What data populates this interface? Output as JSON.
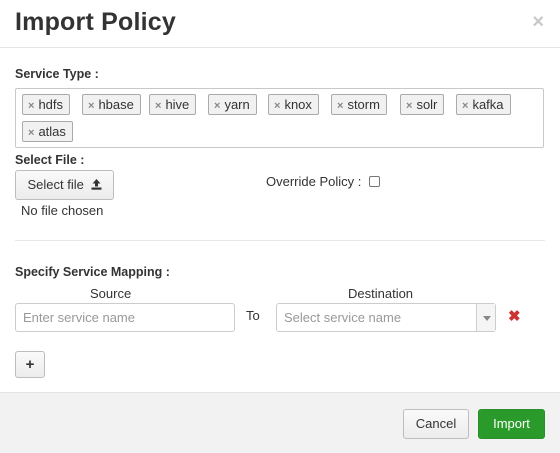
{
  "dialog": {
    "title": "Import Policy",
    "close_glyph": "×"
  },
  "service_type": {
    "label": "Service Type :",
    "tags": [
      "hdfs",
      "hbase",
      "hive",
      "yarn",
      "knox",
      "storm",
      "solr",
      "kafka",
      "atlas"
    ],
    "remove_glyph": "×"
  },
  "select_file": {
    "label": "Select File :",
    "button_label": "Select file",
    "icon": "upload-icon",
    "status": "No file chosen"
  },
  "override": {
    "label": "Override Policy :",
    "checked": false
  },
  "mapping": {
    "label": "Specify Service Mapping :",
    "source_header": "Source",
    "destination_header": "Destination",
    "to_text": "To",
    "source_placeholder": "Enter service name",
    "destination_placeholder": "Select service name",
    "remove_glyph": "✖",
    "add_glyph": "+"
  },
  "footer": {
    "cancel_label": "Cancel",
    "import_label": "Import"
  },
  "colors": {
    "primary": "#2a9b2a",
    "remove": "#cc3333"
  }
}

══════════

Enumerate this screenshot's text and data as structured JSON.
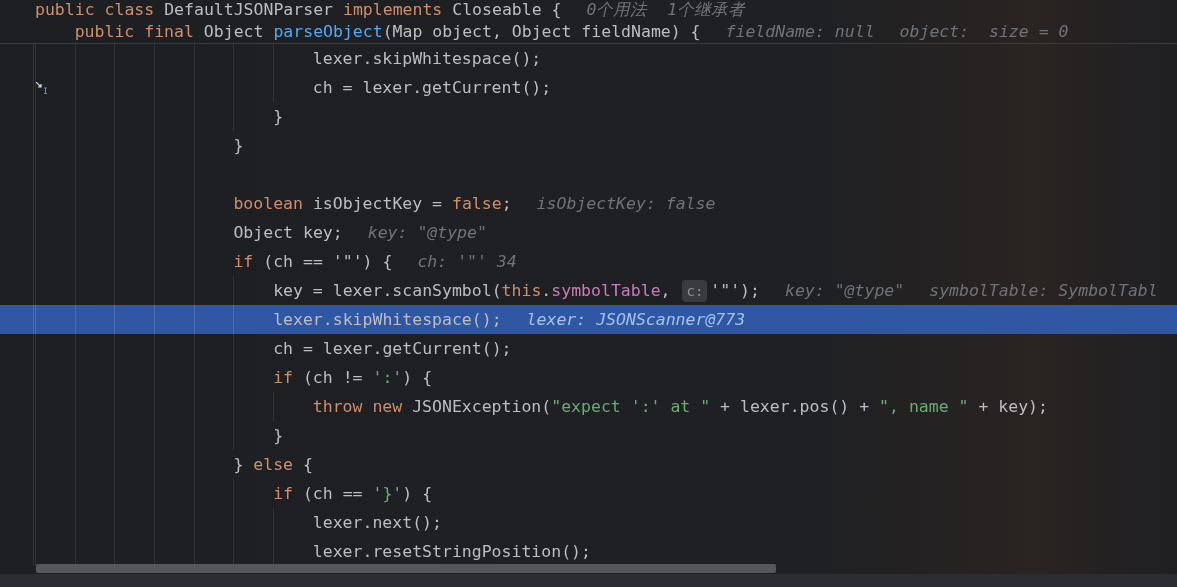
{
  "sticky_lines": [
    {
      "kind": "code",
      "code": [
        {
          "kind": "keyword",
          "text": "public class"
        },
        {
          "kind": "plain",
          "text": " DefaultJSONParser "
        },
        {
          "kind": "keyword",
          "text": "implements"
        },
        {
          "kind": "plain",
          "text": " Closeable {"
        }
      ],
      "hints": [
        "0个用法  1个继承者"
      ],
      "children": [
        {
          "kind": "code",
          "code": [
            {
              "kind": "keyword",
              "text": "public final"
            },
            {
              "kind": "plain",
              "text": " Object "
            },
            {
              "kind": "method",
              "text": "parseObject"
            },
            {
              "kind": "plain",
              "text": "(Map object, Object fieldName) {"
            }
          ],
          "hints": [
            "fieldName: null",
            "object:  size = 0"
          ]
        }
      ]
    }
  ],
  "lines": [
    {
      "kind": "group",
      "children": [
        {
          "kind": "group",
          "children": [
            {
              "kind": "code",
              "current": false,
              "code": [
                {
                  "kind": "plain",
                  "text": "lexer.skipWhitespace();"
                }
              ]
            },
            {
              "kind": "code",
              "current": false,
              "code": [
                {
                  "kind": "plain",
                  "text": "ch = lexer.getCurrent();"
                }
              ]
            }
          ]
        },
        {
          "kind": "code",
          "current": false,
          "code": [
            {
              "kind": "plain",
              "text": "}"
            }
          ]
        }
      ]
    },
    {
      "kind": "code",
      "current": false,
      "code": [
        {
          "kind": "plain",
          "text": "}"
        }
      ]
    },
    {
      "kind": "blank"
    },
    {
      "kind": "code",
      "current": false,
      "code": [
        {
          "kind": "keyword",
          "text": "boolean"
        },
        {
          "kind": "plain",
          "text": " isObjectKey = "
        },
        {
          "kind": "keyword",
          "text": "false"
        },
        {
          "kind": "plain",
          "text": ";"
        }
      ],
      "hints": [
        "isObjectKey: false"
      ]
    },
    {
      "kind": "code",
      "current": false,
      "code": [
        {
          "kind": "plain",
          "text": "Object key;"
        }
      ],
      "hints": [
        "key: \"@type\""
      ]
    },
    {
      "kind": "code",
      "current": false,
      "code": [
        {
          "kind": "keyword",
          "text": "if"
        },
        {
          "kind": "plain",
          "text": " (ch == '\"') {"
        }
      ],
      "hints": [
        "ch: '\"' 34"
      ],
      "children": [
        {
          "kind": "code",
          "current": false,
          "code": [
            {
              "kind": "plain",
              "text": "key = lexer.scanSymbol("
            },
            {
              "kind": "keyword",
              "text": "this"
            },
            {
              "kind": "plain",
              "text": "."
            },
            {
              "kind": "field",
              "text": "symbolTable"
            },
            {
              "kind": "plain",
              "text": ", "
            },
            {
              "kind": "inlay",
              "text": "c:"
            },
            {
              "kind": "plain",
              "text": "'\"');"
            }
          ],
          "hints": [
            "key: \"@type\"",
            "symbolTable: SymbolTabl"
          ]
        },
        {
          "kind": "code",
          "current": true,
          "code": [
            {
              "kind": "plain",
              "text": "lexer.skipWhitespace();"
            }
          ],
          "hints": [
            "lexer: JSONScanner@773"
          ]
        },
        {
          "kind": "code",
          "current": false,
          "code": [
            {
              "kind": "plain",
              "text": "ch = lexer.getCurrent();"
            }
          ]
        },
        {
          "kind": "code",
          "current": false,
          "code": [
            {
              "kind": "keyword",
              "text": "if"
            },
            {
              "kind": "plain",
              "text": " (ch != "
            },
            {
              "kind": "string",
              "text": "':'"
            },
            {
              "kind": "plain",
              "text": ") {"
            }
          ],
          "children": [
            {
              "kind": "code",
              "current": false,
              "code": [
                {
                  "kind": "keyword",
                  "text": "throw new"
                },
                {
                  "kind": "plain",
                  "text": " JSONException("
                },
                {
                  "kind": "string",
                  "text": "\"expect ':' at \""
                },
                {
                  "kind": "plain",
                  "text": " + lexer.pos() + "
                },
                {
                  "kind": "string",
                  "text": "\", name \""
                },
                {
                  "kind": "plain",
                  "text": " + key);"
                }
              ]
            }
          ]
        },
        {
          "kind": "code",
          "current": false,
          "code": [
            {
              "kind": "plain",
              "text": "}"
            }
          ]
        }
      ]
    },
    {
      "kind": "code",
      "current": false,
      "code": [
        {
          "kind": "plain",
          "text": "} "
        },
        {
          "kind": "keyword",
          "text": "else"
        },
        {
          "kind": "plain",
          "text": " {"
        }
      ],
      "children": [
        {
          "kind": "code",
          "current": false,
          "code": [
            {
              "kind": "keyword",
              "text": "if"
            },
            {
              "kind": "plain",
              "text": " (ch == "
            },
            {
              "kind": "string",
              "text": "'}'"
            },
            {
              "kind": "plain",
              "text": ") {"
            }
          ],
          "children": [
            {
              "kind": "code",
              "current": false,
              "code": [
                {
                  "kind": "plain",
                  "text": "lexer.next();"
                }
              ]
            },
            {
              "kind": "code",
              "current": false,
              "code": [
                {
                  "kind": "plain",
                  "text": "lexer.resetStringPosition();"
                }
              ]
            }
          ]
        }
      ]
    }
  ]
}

══════════

[Prompt] Identify which lines contain the word "Import" and copy each one.

[Solution below]
    "title": "Import Policy",
    "import_label": "Import"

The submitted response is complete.